Set task: Return all lines that include the string "xlabel".

Exercise inputs:
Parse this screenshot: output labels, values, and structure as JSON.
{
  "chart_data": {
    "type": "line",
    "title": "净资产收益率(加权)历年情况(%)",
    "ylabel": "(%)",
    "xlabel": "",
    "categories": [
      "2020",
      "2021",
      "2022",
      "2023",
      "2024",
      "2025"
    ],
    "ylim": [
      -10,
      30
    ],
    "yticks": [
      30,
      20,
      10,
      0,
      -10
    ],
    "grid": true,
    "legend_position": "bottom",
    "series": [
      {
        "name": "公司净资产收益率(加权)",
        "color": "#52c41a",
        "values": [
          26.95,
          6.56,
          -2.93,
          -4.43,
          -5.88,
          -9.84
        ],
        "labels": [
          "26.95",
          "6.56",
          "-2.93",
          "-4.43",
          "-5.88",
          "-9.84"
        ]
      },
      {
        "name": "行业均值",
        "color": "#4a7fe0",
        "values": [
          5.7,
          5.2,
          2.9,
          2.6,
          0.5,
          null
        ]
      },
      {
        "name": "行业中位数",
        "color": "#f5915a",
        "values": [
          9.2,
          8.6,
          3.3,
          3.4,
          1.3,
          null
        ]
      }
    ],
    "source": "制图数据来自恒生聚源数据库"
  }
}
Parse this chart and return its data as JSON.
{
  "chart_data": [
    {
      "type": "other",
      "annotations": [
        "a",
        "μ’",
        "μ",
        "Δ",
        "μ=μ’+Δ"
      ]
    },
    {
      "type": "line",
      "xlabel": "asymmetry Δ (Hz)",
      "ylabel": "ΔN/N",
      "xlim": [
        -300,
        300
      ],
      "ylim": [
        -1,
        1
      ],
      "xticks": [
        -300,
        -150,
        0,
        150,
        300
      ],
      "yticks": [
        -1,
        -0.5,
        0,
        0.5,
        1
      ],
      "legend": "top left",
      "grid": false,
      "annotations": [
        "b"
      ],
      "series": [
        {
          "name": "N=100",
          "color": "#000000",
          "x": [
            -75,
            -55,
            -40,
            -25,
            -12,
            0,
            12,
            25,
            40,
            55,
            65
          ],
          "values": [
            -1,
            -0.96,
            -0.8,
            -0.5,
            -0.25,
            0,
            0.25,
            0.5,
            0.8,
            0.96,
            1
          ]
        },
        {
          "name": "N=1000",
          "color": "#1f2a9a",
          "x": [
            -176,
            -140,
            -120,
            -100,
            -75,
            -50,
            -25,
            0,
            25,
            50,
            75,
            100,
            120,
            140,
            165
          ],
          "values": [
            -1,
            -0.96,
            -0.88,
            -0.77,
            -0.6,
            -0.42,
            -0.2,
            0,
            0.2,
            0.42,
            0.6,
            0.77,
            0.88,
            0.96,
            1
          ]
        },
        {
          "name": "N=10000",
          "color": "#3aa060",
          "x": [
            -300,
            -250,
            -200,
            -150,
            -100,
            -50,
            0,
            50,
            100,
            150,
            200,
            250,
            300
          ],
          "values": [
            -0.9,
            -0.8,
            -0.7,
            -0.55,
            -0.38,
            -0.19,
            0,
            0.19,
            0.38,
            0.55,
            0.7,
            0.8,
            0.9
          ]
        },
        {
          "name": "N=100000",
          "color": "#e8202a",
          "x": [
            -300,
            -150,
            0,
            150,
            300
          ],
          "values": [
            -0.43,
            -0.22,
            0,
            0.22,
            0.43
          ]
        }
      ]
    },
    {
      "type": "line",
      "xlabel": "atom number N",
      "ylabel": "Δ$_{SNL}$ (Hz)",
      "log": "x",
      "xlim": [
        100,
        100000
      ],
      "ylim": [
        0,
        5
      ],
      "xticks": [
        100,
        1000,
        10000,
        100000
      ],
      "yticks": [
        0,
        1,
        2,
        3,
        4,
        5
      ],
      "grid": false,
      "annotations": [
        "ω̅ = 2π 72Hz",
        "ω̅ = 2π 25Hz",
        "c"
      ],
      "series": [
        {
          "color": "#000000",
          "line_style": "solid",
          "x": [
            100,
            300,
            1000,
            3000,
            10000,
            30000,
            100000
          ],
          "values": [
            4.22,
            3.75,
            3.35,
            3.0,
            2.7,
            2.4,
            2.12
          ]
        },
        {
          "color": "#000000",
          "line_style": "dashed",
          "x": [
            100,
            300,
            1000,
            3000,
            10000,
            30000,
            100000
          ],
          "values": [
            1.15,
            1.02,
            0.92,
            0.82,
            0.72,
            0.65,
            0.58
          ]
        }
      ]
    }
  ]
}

The response:
    "xlabel": "",
      "xlabel": "asymmetry Δ (Hz)",
      "xlabel": "atom number N",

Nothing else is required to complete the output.